(Entries with figure data)
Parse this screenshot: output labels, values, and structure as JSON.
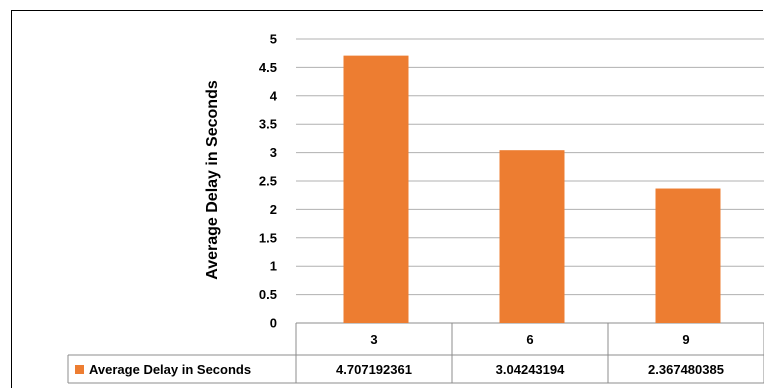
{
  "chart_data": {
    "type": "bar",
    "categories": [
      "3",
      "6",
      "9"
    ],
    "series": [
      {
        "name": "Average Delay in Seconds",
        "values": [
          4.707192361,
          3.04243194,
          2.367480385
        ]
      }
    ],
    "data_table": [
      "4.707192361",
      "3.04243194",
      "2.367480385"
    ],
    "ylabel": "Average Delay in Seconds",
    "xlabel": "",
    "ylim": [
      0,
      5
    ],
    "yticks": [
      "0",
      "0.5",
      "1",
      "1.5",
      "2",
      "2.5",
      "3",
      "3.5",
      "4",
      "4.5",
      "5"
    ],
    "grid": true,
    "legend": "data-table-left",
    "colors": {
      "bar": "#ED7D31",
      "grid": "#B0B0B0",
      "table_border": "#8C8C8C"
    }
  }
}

## TASK TO COMPLETE
Keep only the lines that hold the string "Delay", and copy them out.

## EXPECTED OUTPUT
        "name": "Average Delay in Seconds",
    "ylabel": "Average Delay in Seconds",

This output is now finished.